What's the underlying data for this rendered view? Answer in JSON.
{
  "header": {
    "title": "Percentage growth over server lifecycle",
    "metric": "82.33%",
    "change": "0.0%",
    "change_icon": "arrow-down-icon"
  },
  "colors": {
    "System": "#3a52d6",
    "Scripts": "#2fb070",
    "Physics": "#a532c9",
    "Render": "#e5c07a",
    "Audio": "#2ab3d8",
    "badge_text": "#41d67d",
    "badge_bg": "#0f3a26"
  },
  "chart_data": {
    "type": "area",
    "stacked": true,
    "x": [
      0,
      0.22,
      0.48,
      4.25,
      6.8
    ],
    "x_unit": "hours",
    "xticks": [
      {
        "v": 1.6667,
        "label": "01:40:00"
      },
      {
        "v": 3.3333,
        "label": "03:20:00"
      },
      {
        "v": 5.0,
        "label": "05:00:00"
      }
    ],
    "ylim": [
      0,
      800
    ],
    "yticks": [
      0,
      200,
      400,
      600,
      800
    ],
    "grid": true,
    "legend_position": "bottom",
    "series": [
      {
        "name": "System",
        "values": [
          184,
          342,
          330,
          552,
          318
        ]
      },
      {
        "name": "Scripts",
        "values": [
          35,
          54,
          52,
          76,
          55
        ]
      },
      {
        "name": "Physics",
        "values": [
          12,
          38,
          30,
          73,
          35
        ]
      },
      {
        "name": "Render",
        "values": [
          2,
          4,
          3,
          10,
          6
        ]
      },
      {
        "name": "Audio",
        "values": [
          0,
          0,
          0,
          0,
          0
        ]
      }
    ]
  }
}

┄┄┄┄┄┄

What to produce — Output all of the data again. Match it exactly.

Response —
What's the underlying data for this rendered view? Answer in JSON.
{
  "header": {
    "title": "Percentage growth over server lifecycle",
    "metric": "82.33%",
    "change": "0.0%",
    "change_icon": "arrow-down-icon"
  },
  "colors": {
    "System": "#3a52d6",
    "Scripts": "#2fb070",
    "Physics": "#a532c9",
    "Render": "#e5c07a",
    "Audio": "#2ab3d8",
    "badge_text": "#41d67d",
    "badge_bg": "#0f3a26"
  },
  "chart_data": {
    "type": "area",
    "stacked": true,
    "x": [
      0,
      0.22,
      0.48,
      4.25,
      6.8
    ],
    "x_unit": "hours",
    "xticks": [
      {
        "v": 1.6667,
        "label": "01:40:00"
      },
      {
        "v": 3.3333,
        "label": "03:20:00"
      },
      {
        "v": 5.0,
        "label": "05:00:00"
      }
    ],
    "ylim": [
      0,
      800
    ],
    "yticks": [
      0,
      200,
      400,
      600,
      800
    ],
    "grid": true,
    "legend_position": "bottom",
    "series": [
      {
        "name": "System",
        "values": [
          184,
          342,
          330,
          552,
          318
        ]
      },
      {
        "name": "Scripts",
        "values": [
          35,
          54,
          52,
          76,
          55
        ]
      },
      {
        "name": "Physics",
        "values": [
          12,
          38,
          30,
          73,
          35
        ]
      },
      {
        "name": "Render",
        "values": [
          2,
          4,
          3,
          10,
          6
        ]
      },
      {
        "name": "Audio",
        "values": [
          0,
          0,
          0,
          0,
          0
        ]
      }
    ]
  }
}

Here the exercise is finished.